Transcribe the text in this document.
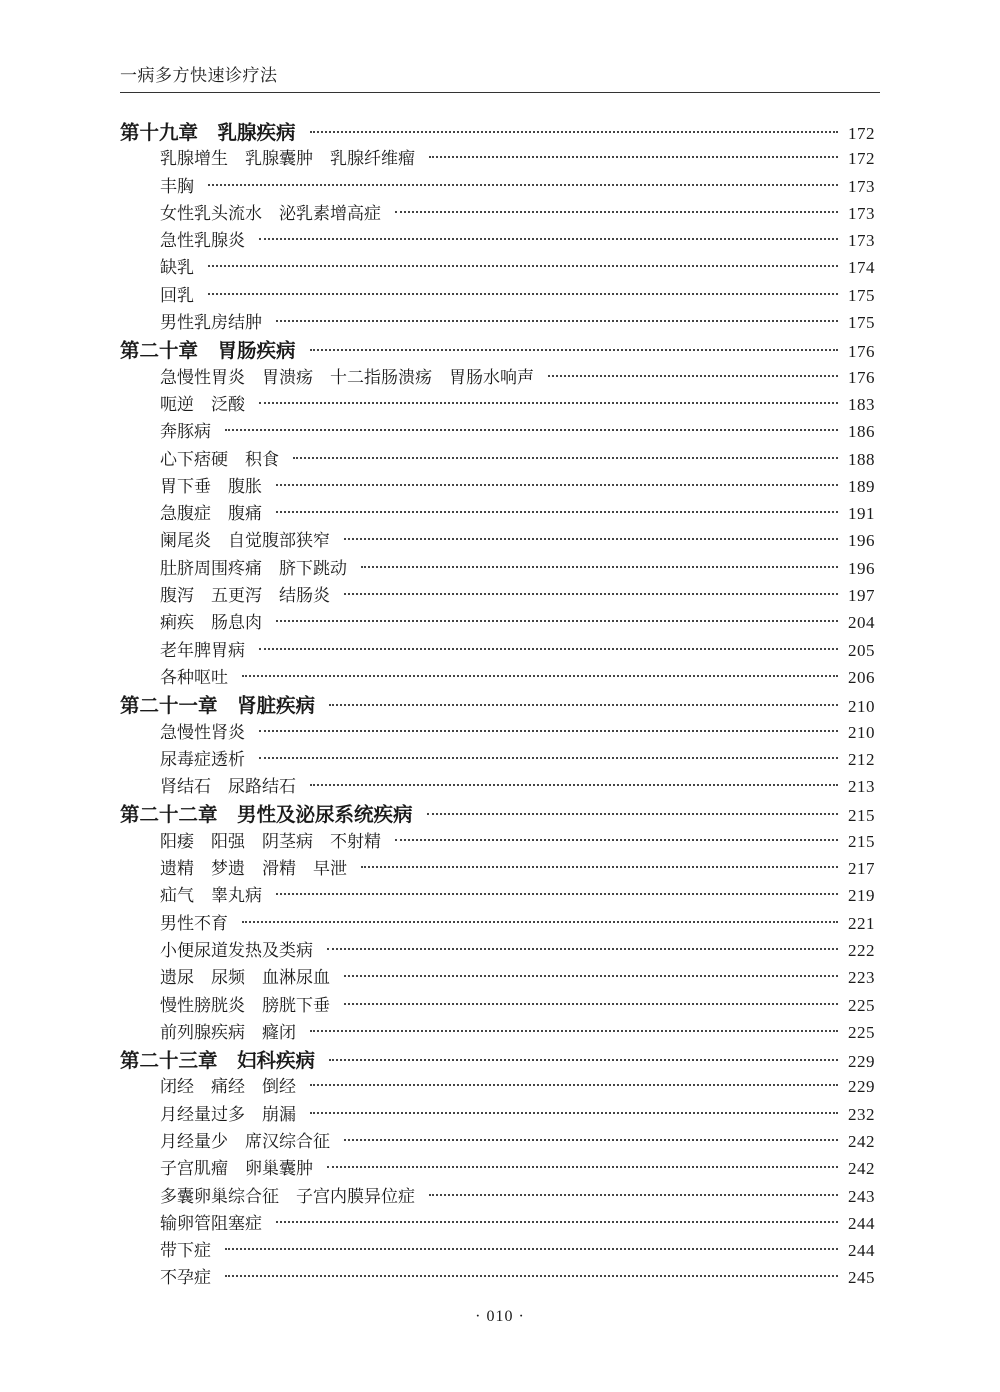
一病多方快速诊疗法
第十九章　乳腺疾病	172
乳腺增生　乳腺囊肿　乳腺纤维瘤	172
丰胸	173
女性乳头流水　泌乳素增高症	173
急性乳腺炎	173
缺乳	174
回乳	175
男性乳房结肿	175
第二十章　胃肠疾病	176
急慢性胃炎　胃溃疡　十二指肠溃疡　胃肠水响声	176
呃逆　泛酸	183
奔豚病	186
心下痞硬　积食	188
胃下垂　腹胀	189
急腹症　腹痛	191
阑尾炎　自觉腹部狭窄	196
肚脐周围疼痛　脐下跳动	196
腹泻　五更泻　结肠炎	197
痢疾　肠息肉	204
老年脾胃病	205
各种呕吐	206
第二十一章　肾脏疾病	210
急慢性肾炎	210
尿毒症透析	212
肾结石　尿路结石	213
第二十二章　男性及泌尿系统疾病	215
阳痿　阳强　阴茎病　不射精	215
遗精　梦遗　滑精　早泄	217
疝气　睾丸病	219
男性不育	221
小便尿道发热及类病	222
遗尿　尿频　血淋尿血	223
慢性膀胱炎　膀胱下垂	225
前列腺疾病　癃闭	225
第二十三章　妇科疾病	229
闭经　痛经　倒经	229
月经量过多　崩漏	232
月经量少　席汉综合征	242
子宫肌瘤　卵巢囊肿	242
多囊卵巢综合征　子宫内膜异位症	243
输卵管阻塞症	244
带下症	244
不孕症	245
· 010 ·
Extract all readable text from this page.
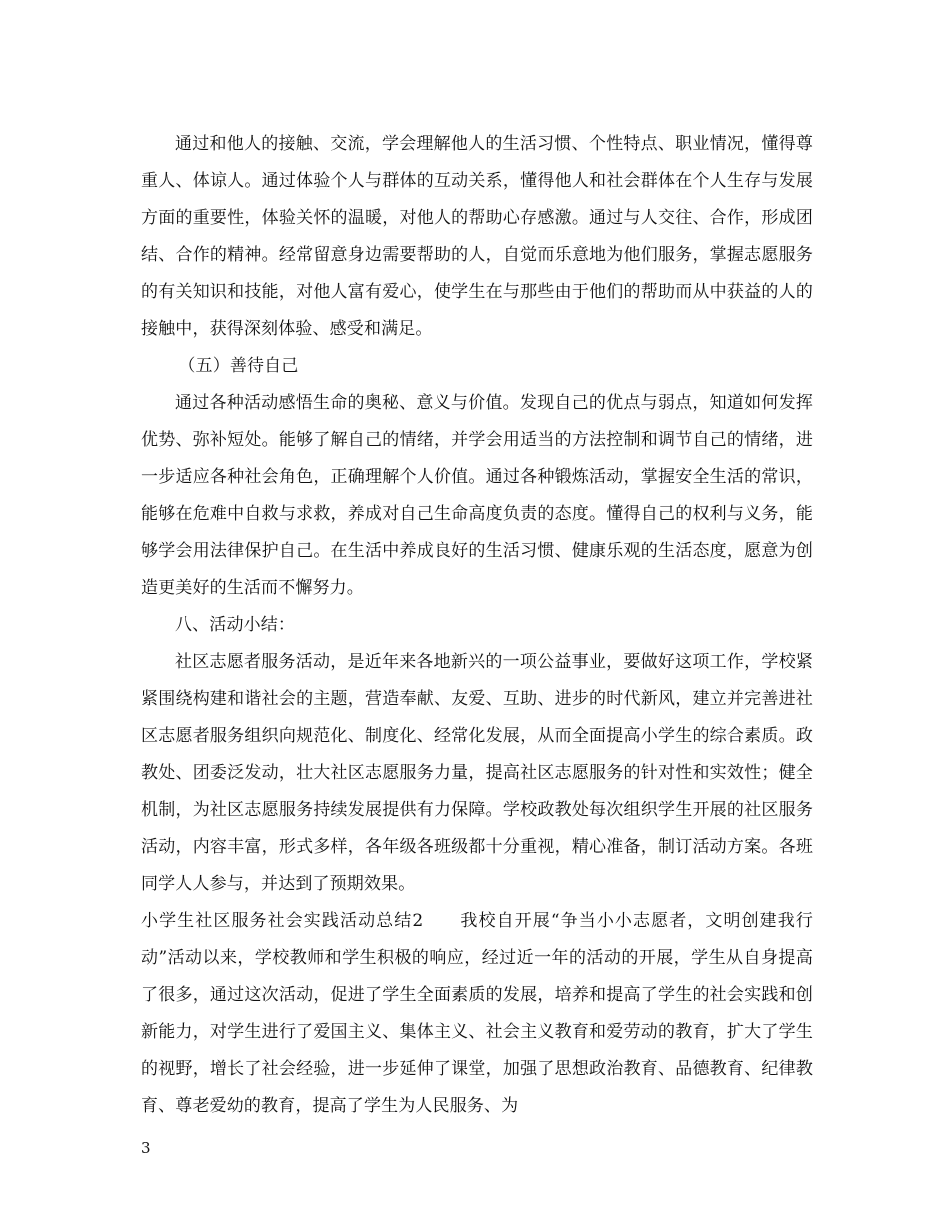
通过和他人的接触、交流，学会理解他人的生活习惯、个性特点、职业情况，懂得尊重人、体谅人。通过体验个人与群体的互动关系，懂得他人和社会群体在个人生存与发展方面的重要性，体验关怀的温暖，对他人的帮助心存感激。通过与人交往、合作，形成团结、合作的精神。经常留意身边需要帮助的人，自觉而乐意地为他们服务，掌握志愿服务的有关知识和技能，对他人富有爱心，使学生在与那些由于他们的帮助而从中获益的人的接触中，获得深刻体验、感受和满足。

（五）善待自己

通过各种活动感悟生命的奥秘、意义与价值。发现自己的优点与弱点，知道如何发挥优势、弥补短处。能够了解自己的情绪，并学会用适当的方法控制和调节自己的情绪，进一步适应各种社会角色，正确理解个人价值。通过各种锻炼活动，掌握安全生活的常识，能够在危难中自救与求救，养成对自己生命高度负责的态度。懂得自己的权利与义务，能够学会用法律保护自己。在生活中养成良好的生活习惯、健康乐观的生活态度，愿意为创造更美好的生活而不懈努力。

八、活动小结：

社区志愿者服务活动，是近年来各地新兴的一项公益事业，要做好这项工作，学校紧紧围绕构建和谐社会的主题，营造奉献、友爱、互助、进步的时代新风，建立并完善进社区志愿者服务组织向规范化、制度化、经常化发展，从而全面提高小学生的综合素质。政教处、团委泛发动，壮大社区志愿服务力量，提高社区志愿服务的针对性和实效性；健全机制，为社区志愿服务持续发展提供有力保障。学校政教处每次组织学生开展的社区服务活动，内容丰富，形式多样，各年级各班级都十分重视，精心准备，制订活动方案。各班同学人人参与，并达到了预期效果。

小学生社区服务社会实践活动总结2　　我校自开展“争当小小志愿者，文明创建我行动”活动以来，学校教师和学生积极的响应，经过近一年的活动的开展，学生从自身提高了很多，通过这次活动，促进了学生全面素质的发展，培养和提高了学生的社会实践和创新能力，对学生进行了爱国主义、集体主义、社会主义教育和爱劳动的教育，扩大了学生的视野，增长了社会经验，进一步延伸了课堂，加强了思想政治教育、品德教育、纪律教育、尊老爱幼的教育，提高了学生为人民服务、为

3
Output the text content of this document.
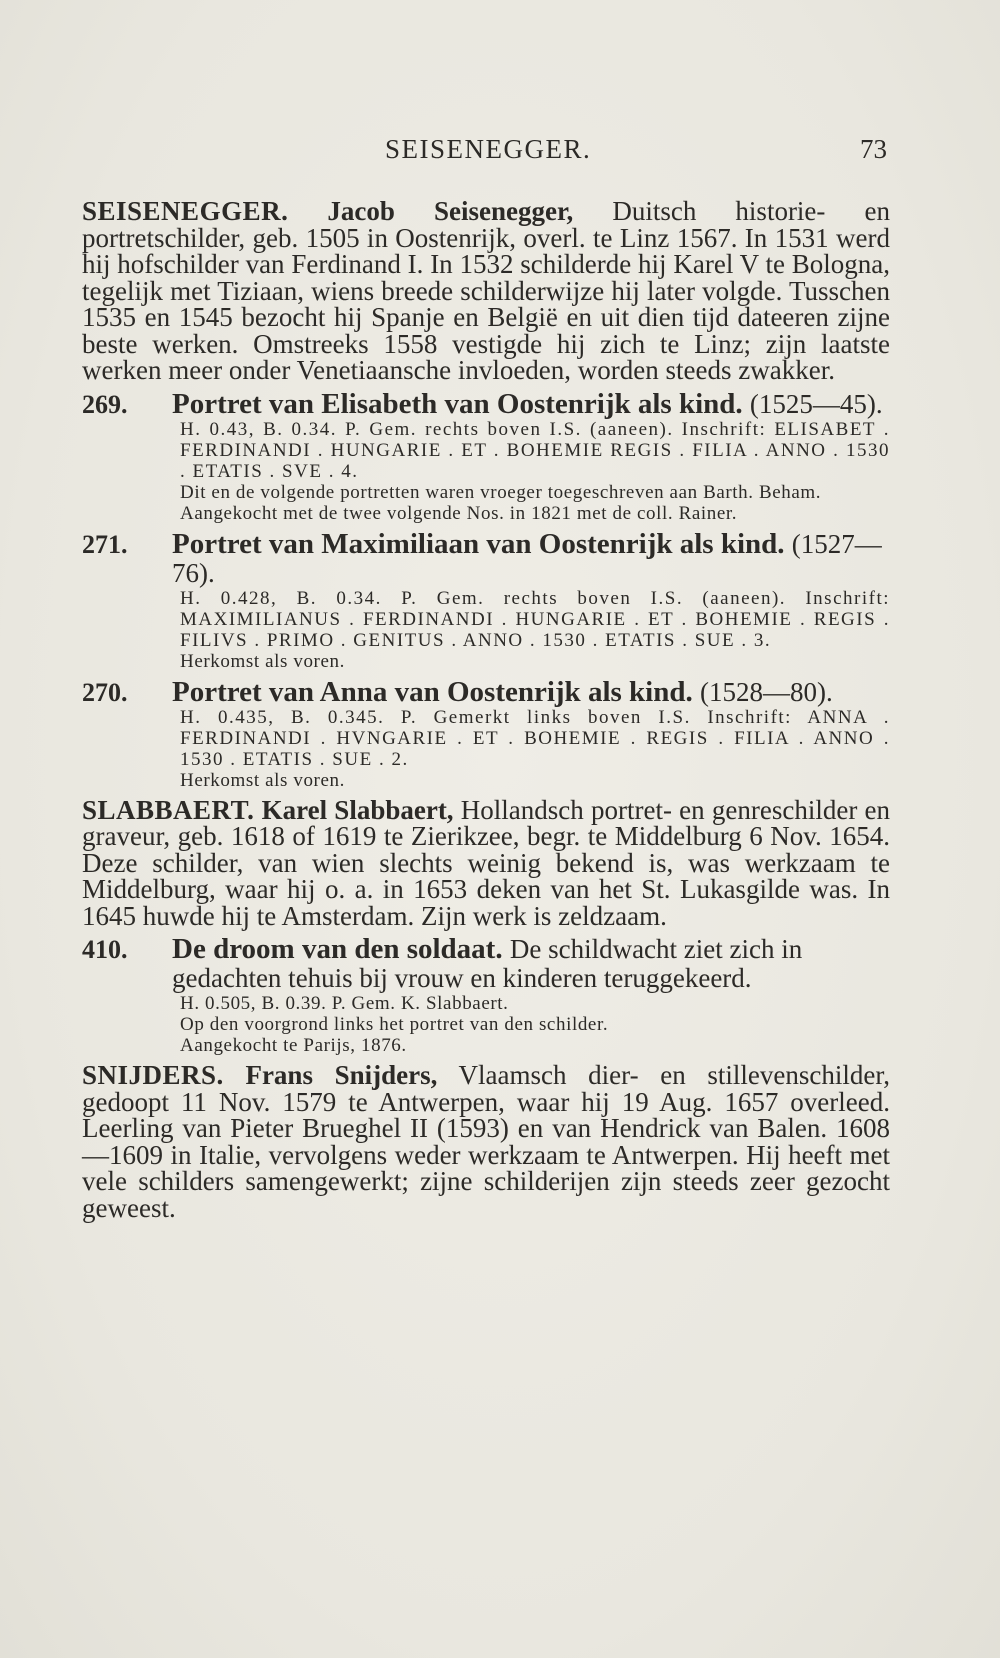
SEISENEGGER.	73

SEISENEGGER. Jacob Seisenegger, Duitsch historie- en portretschilder, geb. 1505 in Oostenrijk, overl. te Linz 1567. In 1531 werd hij hofschilder van Ferdinand I. In 1532 schilderde hij Karel V te Bologna, tegelijk met Tiziaan, wiens breede schilderwijze hij later volgde. Tusschen 1535 en 1545 bezocht hij Spanje en België en uit dien tijd dateeren zijne beste werken. Omstreeks 1558 vestigde hij zich te Linz; zijn laatste werken meer onder Venetiaansche invloeden, worden steeds zwakker.

269. Portret van Elisabeth van Oostenrijk als kind. (1525—45).

H. 0.43, B. 0.34. P. Gem. rechts boven I.S. (aaneen). Inschrift: ELISABET . FERDINANDI . HUNGARIE . ET . BOHEMIE REGIS . FILIA . ANNO . 1530 . ETATIS . SVE . 4.

Dit en de volgende portretten waren vroeger toegeschreven aan Barth. Beham.

Aangekocht met de twee volgende Nos. in 1821 met de coll. Rainer.

271. Portret van Maximiliaan van Oostenrijk als kind. (1527—76).

H. 0.428, B. 0.34. P. Gem. rechts boven I.S. (aaneen). Inschrift: MAXIMILIANUS . FERDINANDI . HUNGARIE . ET . BOHEMIE . REGIS . FILIVS . PRIMO . GENITUS . ANNO . 1530 . ETATIS . SUE . 3.

Herkomst als voren.

270. Portret van Anna van Oostenrijk als kind. (1528—80).

H. 0.435, B. 0.345. P. Gemerkt links boven I.S. Inschrift: ANNA . FERDINANDI . HVNGARIE . ET . BOHEMIE . REGIS . FILIA . ANNO . 1530 . ETATIS . SUE . 2.

Herkomst als voren.

SLABBAERT. Karel Slabbaert, Hollandsch portret- en genreschilder en graveur, geb. 1618 of 1619 te Zierikzee, begr. te Middelburg 6 Nov. 1654. Deze schilder, van wien slechts weinig bekend is, was werkzaam te Middelburg, waar hij o. a. in 1653 deken van het St. Lukasgilde was. In 1645 huwde hij te Amsterdam. Zijn werk is zeldzaam.

410. De droom van den soldaat. De schildwacht ziet zich in gedachten tehuis bij vrouw en kinderen teruggekeerd.

H. 0.505, B. 0.39. P. Gem. K. Slabbaert.

Op den voorgrond links het portret van den schilder.

Aangekocht te Parijs, 1876.

SNIJDERS. Frans Snijders, Vlaamsch dier- en stillevenschilder, gedoopt 11 Nov. 1579 te Antwerpen, waar hij 19 Aug. 1657 overleed. Leerling van Pieter Brueghel II (1593) en van Hendrick van Balen. 1608—1609 in Italie, vervolgens weder werkzaam te Antwerpen. Hij heeft met vele schilders samengewerkt; zijne schilderijen zijn steeds zeer gezocht geweest.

▶ _Your goal_:
Retype all the records shown above, character for character. Omit every picture.

▶ _Problem solution_:
Transcribe the text in this document.
一病多方快速诊疗法
第十九章　乳腺疾病	172
乳腺增生　乳腺囊肿　乳腺纤维瘤	172
丰胸	173
女性乳头流水　泌乳素增高症	173
急性乳腺炎	173
缺乳	174
回乳	175
男性乳房结肿	175
第二十章　胃肠疾病	176
急慢性胃炎　胃溃疡　十二指肠溃疡　胃肠水响声	176
呃逆　泛酸	183
奔豚病	186
心下痞硬　积食	188
胃下垂　腹胀	189
急腹症　腹痛	191
阑尾炎　自觉腹部狭窄	196
肚脐周围疼痛　脐下跳动	196
腹泻　五更泻　结肠炎	197
痢疾　肠息肉	204
老年脾胃病	205
各种呕吐	206
第二十一章　肾脏疾病	210
急慢性肾炎	210
尿毒症透析	212
肾结石　尿路结石	213
第二十二章　男性及泌尿系统疾病	215
阳痿　阳强　阴茎病　不射精	215
遗精　梦遗　滑精　早泄	217
疝气　睾丸病	219
男性不育	221
小便尿道发热及类病	222
遗尿　尿频　血淋尿血	223
慢性膀胱炎　膀胱下垂	225
前列腺疾病　癃闭	225
第二十三章　妇科疾病	229
闭经　痛经　倒经	229
月经量过多　崩漏	232
月经量少　席汉综合征	242
子宫肌瘤　卵巢囊肿	242
多囊卵巢综合征　子宫内膜异位症	243
输卵管阻塞症	244
带下症	244
不孕症	245
· 010 ·
Extract all readable text from this page.
通过和他人的接触、交流，学会理解他人的生活习惯、个性特点、职业情况，懂得尊重人、体谅人。通过体验个人与群体的互动关系，懂得他人和社会群体在个人生存与发展方面的重要性，体验关怀的温暖，对他人的帮助心存感激。通过与人交往、合作，形成团结、合作的精神。经常留意身边需要帮助的人，自觉而乐意地为他们服务，掌握志愿服务的有关知识和技能，对他人富有爱心，使学生在与那些由于他们的帮助而从中获益的人的接触中，获得深刻体验、感受和满足。

（五）善待自己

通过各种活动感悟生命的奥秘、意义与价值。发现自己的优点与弱点，知道如何发挥优势、弥补短处。能够了解自己的情绪，并学会用适当的方法控制和调节自己的情绪，进一步适应各种社会角色，正确理解个人价值。通过各种锻炼活动，掌握安全生活的常识，能够在危难中自救与求救，养成对自己生命高度负责的态度。懂得自己的权利与义务，能够学会用法律保护自己。在生活中养成良好的生活习惯、健康乐观的生活态度，愿意为创造更美好的生活而不懈努力。

八、活动小结：

社区志愿者服务活动，是近年来各地新兴的一项公益事业，要做好这项工作，学校紧紧围绕构建和谐社会的主题，营造奉献、友爱、互助、进步的时代新风，建立并完善进社区志愿者服务组织向规范化、制度化、经常化发展，从而全面提高小学生的综合素质。政教处、团委泛发动，壮大社区志愿服务力量，提高社区志愿服务的针对性和实效性；健全机制，为社区志愿服务持续发展提供有力保障。学校政教处每次组织学生开展的社区服务活动，内容丰富，形式多样，各年级各班级都十分重视，精心准备，制订活动方案。各班同学人人参与，并达到了预期效果。

小学生社区服务社会实践活动总结2　　我校自开展“争当小小志愿者，文明创建我行动”活动以来，学校教师和学生积极的响应，经过近一年的活动的开展，学生从自身提高了很多，通过这次活动，促进了学生全面素质的发展，培养和提高了学生的社会实践和创新能力，对学生进行了爱国主义、集体主义、社会主义教育和爱劳动的教育，扩大了学生的视野，增长了社会经验，进一步延伸了课堂，加强了思想政治教育、品德教育、纪律教育、尊老爱幼的教育，提高了学生为人民服务、为

3
Output the text content of this document.
SEISENEGGER.	73

SEISENEGGER. Jacob Seisenegger, Duitsch historie- en portretschilder, geb. 1505 in Oostenrijk, overl. te Linz 1567. In 1531 werd hij hofschilder van Ferdinand I. In 1532 schilderde hij Karel V te Bologna, tegelijk met Tiziaan, wiens breede schilderwijze hij later volgde. Tusschen 1535 en 1545 bezocht hij Spanje en België en uit dien tijd dateeren zijne beste werken. Omstreeks 1558 vestigde hij zich te Linz; zijn laatste werken meer onder Venetiaansche invloeden, worden steeds zwakker.

269. Portret van Elisabeth van Oostenrijk als kind. (1525—45).

H. 0.43, B. 0.34. P. Gem. rechts boven I.S. (aaneen). Inschrift: ELISABET . FERDINANDI . HUNGARIE . ET . BOHEMIE REGIS . FILIA . ANNO . 1530 . ETATIS . SVE . 4.

Dit en de volgende portretten waren vroeger toegeschreven aan Barth. Beham.

Aangekocht met de twee volgende Nos. in 1821 met de coll. Rainer.

271. Portret van Maximiliaan van Oostenrijk als kind. (1527—76).

H. 0.428, B. 0.34. P. Gem. rechts boven I.S. (aaneen). Inschrift: MAXIMILIANUS . FERDINANDI . HUNGARIE . ET . BOHEMIE . REGIS . FILIVS . PRIMO . GENITUS . ANNO . 1530 . ETATIS . SUE . 3.

Herkomst als voren.

270. Portret van Anna van Oostenrijk als kind. (1528—80).

H. 0.435, B. 0.345. P. Gemerkt links boven I.S. Inschrift: ANNA . FERDINANDI . HVNGARIE . ET . BOHEMIE . REGIS . FILIA . ANNO . 1530 . ETATIS . SUE . 2.

Herkomst als voren.

SLABBAERT. Karel Slabbaert, Hollandsch portret- en genreschilder en graveur, geb. 1618 of 1619 te Zierikzee, begr. te Middelburg 6 Nov. 1654. Deze schilder, van wien slechts weinig bekend is, was werkzaam te Middelburg, waar hij o. a. in 1653 deken van het St. Lukasgilde was. In 1645 huwde hij te Amsterdam. Zijn werk is zeldzaam.

410. De droom van den soldaat. De schildwacht ziet zich in gedachten tehuis bij vrouw en kinderen teruggekeerd.

H. 0.505, B. 0.39. P. Gem. K. Slabbaert.

Op den voorgrond links het portret van den schilder.

Aangekocht te Parijs, 1876.

SNIJDERS. Frans Snijders, Vlaamsch dier- en stillevenschilder, gedoopt 11 Nov. 1579 te Antwerpen, waar hij 19 Aug. 1657 overleed. Leerling van Pieter Brueghel II (1593) en van Hendrick van Balen. 1608—1609 in Italie, vervolgens weder werkzaam te Antwerpen. Hij heeft met vele schilders samengewerkt; zijne schilderijen zijn steeds zeer gezocht geweest.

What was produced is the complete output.